- _Problem to work on_: Count how many lines contain the word "субсидий". Please give only the number.
— BEGIN Input material —
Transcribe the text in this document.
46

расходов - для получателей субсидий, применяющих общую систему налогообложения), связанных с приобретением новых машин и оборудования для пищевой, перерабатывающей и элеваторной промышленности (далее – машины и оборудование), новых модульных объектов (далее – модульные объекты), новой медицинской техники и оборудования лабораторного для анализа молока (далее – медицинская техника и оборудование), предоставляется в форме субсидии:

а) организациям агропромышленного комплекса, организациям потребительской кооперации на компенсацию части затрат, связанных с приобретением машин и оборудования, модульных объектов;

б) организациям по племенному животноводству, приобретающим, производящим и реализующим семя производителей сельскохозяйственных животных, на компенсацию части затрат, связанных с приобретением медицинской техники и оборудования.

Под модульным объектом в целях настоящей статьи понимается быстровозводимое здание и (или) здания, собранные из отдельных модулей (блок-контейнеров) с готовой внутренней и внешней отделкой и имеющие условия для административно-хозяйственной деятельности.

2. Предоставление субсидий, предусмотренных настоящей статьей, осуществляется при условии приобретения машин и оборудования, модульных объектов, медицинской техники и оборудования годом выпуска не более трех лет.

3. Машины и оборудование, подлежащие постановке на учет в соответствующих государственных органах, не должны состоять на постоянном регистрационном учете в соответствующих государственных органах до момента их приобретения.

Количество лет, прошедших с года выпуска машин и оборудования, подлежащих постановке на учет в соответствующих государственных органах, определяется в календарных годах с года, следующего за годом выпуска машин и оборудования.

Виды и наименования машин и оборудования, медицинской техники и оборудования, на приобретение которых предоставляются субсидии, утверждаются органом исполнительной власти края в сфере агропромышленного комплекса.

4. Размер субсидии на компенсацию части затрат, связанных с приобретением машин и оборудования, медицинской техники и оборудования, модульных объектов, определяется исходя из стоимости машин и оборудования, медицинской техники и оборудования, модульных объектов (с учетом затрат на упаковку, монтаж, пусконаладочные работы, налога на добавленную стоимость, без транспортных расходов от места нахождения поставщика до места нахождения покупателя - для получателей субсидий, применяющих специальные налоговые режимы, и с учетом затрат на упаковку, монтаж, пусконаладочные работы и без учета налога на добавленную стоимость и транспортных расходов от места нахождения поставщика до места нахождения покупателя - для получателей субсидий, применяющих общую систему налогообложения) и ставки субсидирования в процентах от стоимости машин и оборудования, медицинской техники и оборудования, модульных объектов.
— END Input material —
— BEGIN Input material —
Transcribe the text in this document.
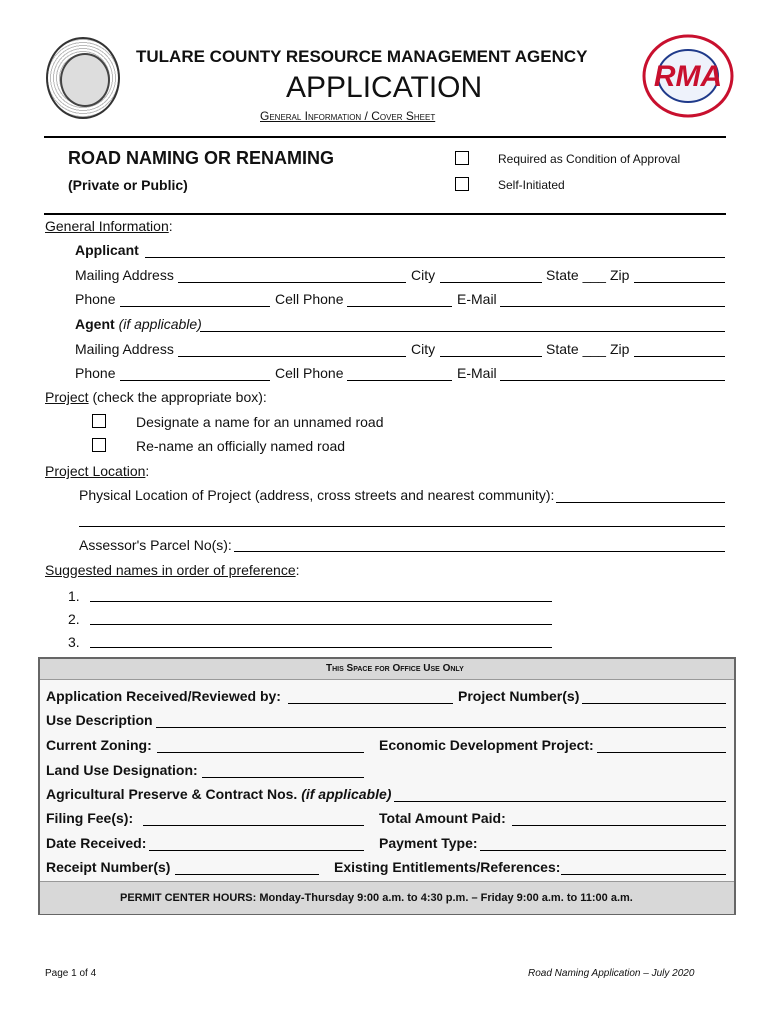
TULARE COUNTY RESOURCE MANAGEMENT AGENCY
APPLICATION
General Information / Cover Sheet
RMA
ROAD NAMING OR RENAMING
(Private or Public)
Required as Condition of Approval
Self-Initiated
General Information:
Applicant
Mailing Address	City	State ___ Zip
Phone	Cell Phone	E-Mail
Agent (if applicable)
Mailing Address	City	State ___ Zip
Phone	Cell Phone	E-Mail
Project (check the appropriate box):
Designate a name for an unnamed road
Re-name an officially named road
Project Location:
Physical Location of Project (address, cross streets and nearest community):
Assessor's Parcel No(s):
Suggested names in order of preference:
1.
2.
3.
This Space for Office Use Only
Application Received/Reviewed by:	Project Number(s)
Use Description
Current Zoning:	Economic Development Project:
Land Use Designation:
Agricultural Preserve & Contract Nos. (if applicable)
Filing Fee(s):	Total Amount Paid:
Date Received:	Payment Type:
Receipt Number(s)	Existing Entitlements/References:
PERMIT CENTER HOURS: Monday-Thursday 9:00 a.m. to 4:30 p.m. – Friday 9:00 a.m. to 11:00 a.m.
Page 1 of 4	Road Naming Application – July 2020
— END Input material —
— BEGIN Input material —
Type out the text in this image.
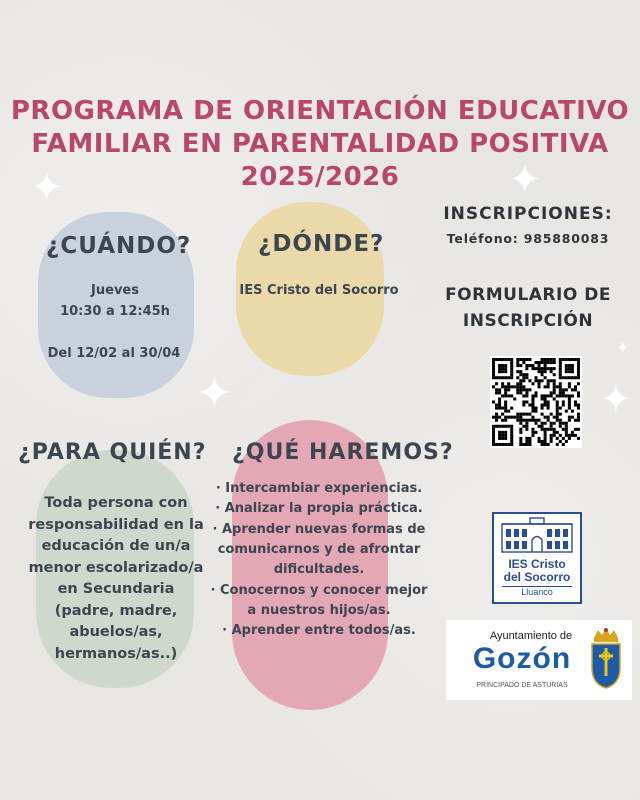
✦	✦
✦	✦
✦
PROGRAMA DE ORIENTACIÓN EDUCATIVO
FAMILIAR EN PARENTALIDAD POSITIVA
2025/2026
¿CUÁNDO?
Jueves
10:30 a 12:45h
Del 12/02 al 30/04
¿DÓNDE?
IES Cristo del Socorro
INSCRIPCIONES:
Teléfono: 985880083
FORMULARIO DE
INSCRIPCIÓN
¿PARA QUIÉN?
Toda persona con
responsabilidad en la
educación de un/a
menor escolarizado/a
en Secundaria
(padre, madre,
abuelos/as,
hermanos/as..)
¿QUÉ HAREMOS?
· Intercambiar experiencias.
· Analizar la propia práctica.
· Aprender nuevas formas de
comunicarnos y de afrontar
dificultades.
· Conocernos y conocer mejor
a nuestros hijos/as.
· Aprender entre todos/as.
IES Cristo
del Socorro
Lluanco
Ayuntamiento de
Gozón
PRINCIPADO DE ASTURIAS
— END Input material —
- _The solution_: 3